→ Goal
Return the listing word for word, as given.

Extracted records start

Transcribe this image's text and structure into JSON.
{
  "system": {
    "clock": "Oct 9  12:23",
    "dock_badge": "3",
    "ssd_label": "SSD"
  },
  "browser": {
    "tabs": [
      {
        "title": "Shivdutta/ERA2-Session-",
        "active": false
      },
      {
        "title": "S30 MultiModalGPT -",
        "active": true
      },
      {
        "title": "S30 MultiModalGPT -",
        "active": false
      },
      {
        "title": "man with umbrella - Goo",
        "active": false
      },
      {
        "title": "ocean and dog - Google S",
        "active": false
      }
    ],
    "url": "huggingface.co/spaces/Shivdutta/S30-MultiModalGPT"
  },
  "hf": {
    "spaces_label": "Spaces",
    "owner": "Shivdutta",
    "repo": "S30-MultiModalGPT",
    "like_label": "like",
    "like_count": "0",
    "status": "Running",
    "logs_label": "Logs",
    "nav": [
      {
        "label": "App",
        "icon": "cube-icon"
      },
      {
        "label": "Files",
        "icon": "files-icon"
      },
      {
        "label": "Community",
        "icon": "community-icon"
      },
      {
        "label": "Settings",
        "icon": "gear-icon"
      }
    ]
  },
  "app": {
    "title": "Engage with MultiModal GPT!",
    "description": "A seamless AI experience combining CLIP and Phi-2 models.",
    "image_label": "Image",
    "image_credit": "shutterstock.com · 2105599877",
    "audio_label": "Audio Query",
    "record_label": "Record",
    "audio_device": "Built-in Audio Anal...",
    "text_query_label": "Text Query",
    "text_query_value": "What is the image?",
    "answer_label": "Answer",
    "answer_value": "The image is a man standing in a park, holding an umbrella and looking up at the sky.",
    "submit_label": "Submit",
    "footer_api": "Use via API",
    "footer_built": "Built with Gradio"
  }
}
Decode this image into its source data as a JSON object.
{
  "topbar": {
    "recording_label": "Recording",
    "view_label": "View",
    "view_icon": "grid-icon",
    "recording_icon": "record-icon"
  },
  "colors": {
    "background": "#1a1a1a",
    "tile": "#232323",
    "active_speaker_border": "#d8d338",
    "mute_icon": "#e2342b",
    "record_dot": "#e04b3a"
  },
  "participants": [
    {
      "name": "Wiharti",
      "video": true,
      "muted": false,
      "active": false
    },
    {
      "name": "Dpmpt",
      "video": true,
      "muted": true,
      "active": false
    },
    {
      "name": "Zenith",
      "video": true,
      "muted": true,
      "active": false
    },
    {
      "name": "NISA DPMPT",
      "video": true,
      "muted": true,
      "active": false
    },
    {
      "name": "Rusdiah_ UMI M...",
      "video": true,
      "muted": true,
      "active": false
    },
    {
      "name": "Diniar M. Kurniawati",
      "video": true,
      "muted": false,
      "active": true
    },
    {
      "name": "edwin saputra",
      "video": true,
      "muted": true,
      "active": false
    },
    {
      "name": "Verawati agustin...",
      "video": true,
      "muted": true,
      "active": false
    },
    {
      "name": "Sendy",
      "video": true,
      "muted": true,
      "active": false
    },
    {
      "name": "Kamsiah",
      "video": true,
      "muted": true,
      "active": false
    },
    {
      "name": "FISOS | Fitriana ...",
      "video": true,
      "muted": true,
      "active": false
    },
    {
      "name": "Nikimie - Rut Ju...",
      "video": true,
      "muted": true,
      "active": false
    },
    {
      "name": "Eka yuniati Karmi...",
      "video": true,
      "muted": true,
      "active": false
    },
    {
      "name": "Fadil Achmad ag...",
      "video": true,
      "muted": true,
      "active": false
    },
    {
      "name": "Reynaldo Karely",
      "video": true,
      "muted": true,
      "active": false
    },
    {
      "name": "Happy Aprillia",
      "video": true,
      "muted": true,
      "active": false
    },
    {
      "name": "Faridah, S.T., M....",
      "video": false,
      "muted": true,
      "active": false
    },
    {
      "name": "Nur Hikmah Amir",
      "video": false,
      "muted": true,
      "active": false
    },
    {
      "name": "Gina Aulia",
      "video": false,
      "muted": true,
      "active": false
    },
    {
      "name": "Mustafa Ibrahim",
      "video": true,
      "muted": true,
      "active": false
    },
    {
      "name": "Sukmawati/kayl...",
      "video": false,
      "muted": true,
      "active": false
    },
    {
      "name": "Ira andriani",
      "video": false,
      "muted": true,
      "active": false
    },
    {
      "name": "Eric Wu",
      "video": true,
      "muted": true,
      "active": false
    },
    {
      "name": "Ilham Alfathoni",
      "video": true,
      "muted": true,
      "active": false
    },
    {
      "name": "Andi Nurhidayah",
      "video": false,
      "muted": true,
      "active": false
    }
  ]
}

Extracted records end

→ Output for this exercise
Transcribe this image's text and structure into JSON.
{
  "system": {
    "clock": "Oct 9  12:23",
    "dock_badge": "3",
    "ssd_label": "SSD"
  },
  "browser": {
    "tabs": [
      {
        "title": "Shivdutta/ERA2-Session-",
        "active": false
      },
      {
        "title": "S30 MultiModalGPT -",
        "active": true
      },
      {
        "title": "S30 MultiModalGPT -",
        "active": false
      },
      {
        "title": "man with umbrella - Goo",
        "active": false
      },
      {
        "title": "ocean and dog - Google S",
        "active": false
      }
    ],
    "url": "huggingface.co/spaces/Shivdutta/S30-MultiModalGPT"
  },
  "hf": {
    "spaces_label": "Spaces",
    "owner": "Shivdutta",
    "repo": "S30-MultiModalGPT",
    "like_label": "like",
    "like_count": "0",
    "status": "Running",
    "logs_label": "Logs",
    "nav": [
      {
        "label": "App",
        "icon": "cube-icon"
      },
      {
        "label": "Files",
        "icon": "files-icon"
      },
      {
        "label": "Community",
        "icon": "community-icon"
      },
      {
        "label": "Settings",
        "icon": "gear-icon"
      }
    ]
  },
  "app": {
    "title": "Engage with MultiModal GPT!",
    "description": "A seamless AI experience combining CLIP and Phi-2 models.",
    "image_label": "Image",
    "image_credit": "shutterstock.com · 2105599877",
    "audio_label": "Audio Query",
    "record_label": "Record",
    "audio_device": "Built-in Audio Anal...",
    "text_query_label": "Text Query",
    "text_query_value": "What is the image?",
    "answer_label": "Answer",
    "answer_value": "The image is a man standing in a park, holding an umbrella and looking up at the sky.",
    "submit_label": "Submit",
    "footer_api": "Use via API",
    "footer_built": "Built with Gradio"
  }
}
Decode this image into its source data as a JSON object.
{
  "topbar": {
    "recording_label": "Recording",
    "view_label": "View",
    "view_icon": "grid-icon",
    "recording_icon": "record-icon"
  },
  "colors": {
    "background": "#1a1a1a",
    "tile": "#232323",
    "active_speaker_border": "#d8d338",
    "mute_icon": "#e2342b",
    "record_dot": "#e04b3a"
  },
  "participants": [
    {
      "name": "Wiharti",
      "video": true,
      "muted": false,
      "active": false
    },
    {
      "name": "Dpmpt",
      "video": true,
      "muted": true,
      "active": false
    },
    {
      "name": "Zenith",
      "video": true,
      "muted": true,
      "active": false
    },
    {
      "name": "NISA DPMPT",
      "video": true,
      "muted": true,
      "active": false
    },
    {
      "name": "Rusdiah_ UMI M...",
      "video": true,
      "muted": true,
      "active": false
    },
    {
      "name": "Diniar M. Kurniawati",
      "video": true,
      "muted": false,
      "active": true
    },
    {
      "name": "edwin saputra",
      "video": true,
      "muted": true,
      "active": false
    },
    {
      "name": "Verawati agustin...",
      "video": true,
      "muted": true,
      "active": false
    },
    {
      "name": "Sendy",
      "video": true,
      "muted": true,
      "active": false
    },
    {
      "name": "Kamsiah",
      "video": true,
      "muted": true,
      "active": false
    },
    {
      "name": "FISOS | Fitriana ...",
      "video": true,
      "muted": true,
      "active": false
    },
    {
      "name": "Nikimie - Rut Ju...",
      "video": true,
      "muted": true,
      "active": false
    },
    {
      "name": "Eka yuniati Karmi...",
      "video": true,
      "muted": true,
      "active": false
    },
    {
      "name": "Fadil Achmad ag...",
      "video": true,
      "muted": true,
      "active": false
    },
    {
      "name": "Reynaldo Karely",
      "video": true,
      "muted": true,
      "active": false
    },
    {
      "name": "Happy Aprillia",
      "video": true,
      "muted": true,
      "active": false
    },
    {
      "name": "Faridah, S.T., M....",
      "video": false,
      "muted": true,
      "active": false
    },
    {
      "name": "Nur Hikmah Amir",
      "video": false,
      "muted": true,
      "active": false
    },
    {
      "name": "Gina Aulia",
      "video": false,
      "muted": true,
      "active": false
    },
    {
      "name": "Mustafa Ibrahim",
      "video": true,
      "muted": true,
      "active": false
    },
    {
      "name": "Sukmawati/kayl...",
      "video": false,
      "muted": true,
      "active": false
    },
    {
      "name": "Ira andriani",
      "video": false,
      "muted": true,
      "active": false
    },
    {
      "name": "Eric Wu",
      "video": true,
      "muted": true,
      "active": false
    },
    {
      "name": "Ilham Alfathoni",
      "video": true,
      "muted": true,
      "active": false
    },
    {
      "name": "Andi Nurhidayah",
      "video": false,
      "muted": true,
      "active": false
    }
  ]
}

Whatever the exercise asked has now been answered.